Task description: Without the pictures, return all of the material exactly as written.

Supplied data:

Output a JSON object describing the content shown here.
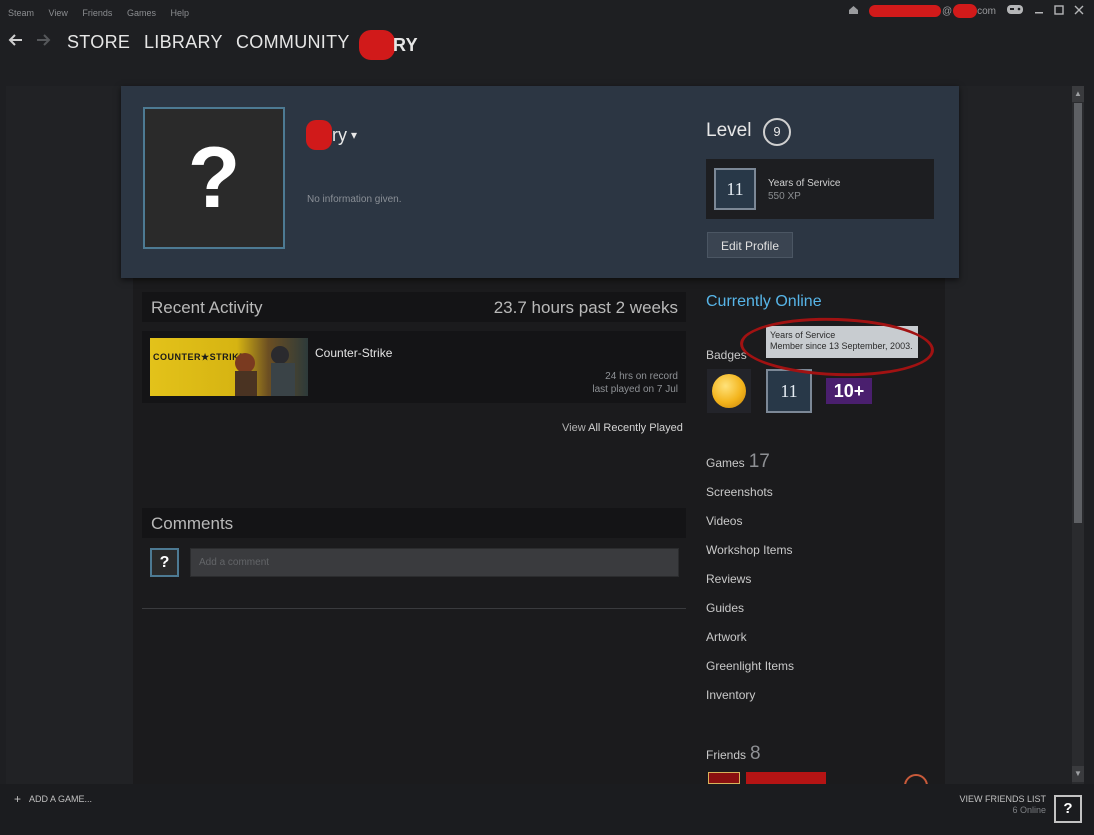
{
  "menu": {
    "items": [
      "Steam",
      "View",
      "Friends",
      "Games",
      "Help"
    ]
  },
  "titlebar": {
    "account_suffix": "com"
  },
  "nav": {
    "store": "STORE",
    "library": "LIBRARY",
    "community": "COMMUNITY",
    "profile_suffix": "RY"
  },
  "profile": {
    "avatar_glyph": "?",
    "persona_suffix": "ry",
    "dropdown_glyph": "▾",
    "info": "No information given.",
    "level_label": "Level",
    "level_value": "9",
    "badge": {
      "icon_text": "11",
      "name": "Years of Service",
      "xp": "550 XP"
    },
    "edit_button": "Edit Profile"
  },
  "recent_activity": {
    "title": "Recent Activity",
    "summary": "23.7 hours past 2 weeks",
    "games": [
      {
        "logo_text": "COUNTER★STRIKE",
        "name": "Counter-Strike",
        "hours": "24 hrs on record",
        "last_played": "last played on 7 Jul"
      }
    ],
    "view_prefix": "View",
    "view_link": "All Recently Played"
  },
  "comments": {
    "title": "Comments",
    "avatar_glyph": "?",
    "placeholder": "Add a comment"
  },
  "sidebar": {
    "status": "Currently Online",
    "badges_label": "Badges",
    "tooltip_line1": "Years of Service",
    "tooltip_line2": "Member since 13 September, 2003.",
    "badge_years": "11",
    "badge_tenplus": "10+",
    "games_label": "Games",
    "games_count": "17",
    "links": [
      "Screenshots",
      "Videos",
      "Workshop Items",
      "Reviews",
      "Guides",
      "Artwork",
      "Greenlight Items",
      "Inventory"
    ],
    "friends_label": "Friends",
    "friends_count": "8"
  },
  "bottom": {
    "add_game": "ADD A GAME...",
    "add_icon": "+",
    "view_friends": "VIEW FRIENDS LIST",
    "online_count": "6 Online",
    "friends_avatar_glyph": "?"
  },
  "icons": [
    "back-arrow-icon",
    "forward-arrow-icon",
    "notification-icon",
    "controller-icon",
    "minimize-icon",
    "maximize-icon",
    "close-icon"
  ],
  "colors": {
    "accent_blue": "#57b5e8",
    "header_card": "#2c3643",
    "redaction": "#d11a1a",
    "annotation_red": "#a11212"
  }
}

Worked solution:
Output a JSON object describing the content shown here.
{
  "menu": {
    "items": [
      "Steam",
      "View",
      "Friends",
      "Games",
      "Help"
    ]
  },
  "titlebar": {
    "account_suffix": "com"
  },
  "nav": {
    "store": "STORE",
    "library": "LIBRARY",
    "community": "COMMUNITY",
    "profile_suffix": "RY"
  },
  "profile": {
    "avatar_glyph": "?",
    "persona_suffix": "ry",
    "dropdown_glyph": "▾",
    "info": "No information given.",
    "level_label": "Level",
    "level_value": "9",
    "badge": {
      "icon_text": "11",
      "name": "Years of Service",
      "xp": "550 XP"
    },
    "edit_button": "Edit Profile"
  },
  "recent_activity": {
    "title": "Recent Activity",
    "summary": "23.7 hours past 2 weeks",
    "games": [
      {
        "logo_text": "COUNTER★STRIKE",
        "name": "Counter-Strike",
        "hours": "24 hrs on record",
        "last_played": "last played on 7 Jul"
      }
    ],
    "view_prefix": "View",
    "view_link": "All Recently Played"
  },
  "comments": {
    "title": "Comments",
    "avatar_glyph": "?",
    "placeholder": "Add a comment"
  },
  "sidebar": {
    "status": "Currently Online",
    "badges_label": "Badges",
    "tooltip_line1": "Years of Service",
    "tooltip_line2": "Member since 13 September, 2003.",
    "badge_years": "11",
    "badge_tenplus": "10+",
    "games_label": "Games",
    "games_count": "17",
    "links": [
      "Screenshots",
      "Videos",
      "Workshop Items",
      "Reviews",
      "Guides",
      "Artwork",
      "Greenlight Items",
      "Inventory"
    ],
    "friends_label": "Friends",
    "friends_count": "8"
  },
  "bottom": {
    "add_game": "ADD A GAME...",
    "add_icon": "+",
    "view_friends": "VIEW FRIENDS LIST",
    "online_count": "6 Online",
    "friends_avatar_glyph": "?"
  },
  "icons": [
    "back-arrow-icon",
    "forward-arrow-icon",
    "notification-icon",
    "controller-icon",
    "minimize-icon",
    "maximize-icon",
    "close-icon"
  ],
  "colors": {
    "accent_blue": "#57b5e8",
    "header_card": "#2c3643",
    "redaction": "#d11a1a",
    "annotation_red": "#a11212"
  }
}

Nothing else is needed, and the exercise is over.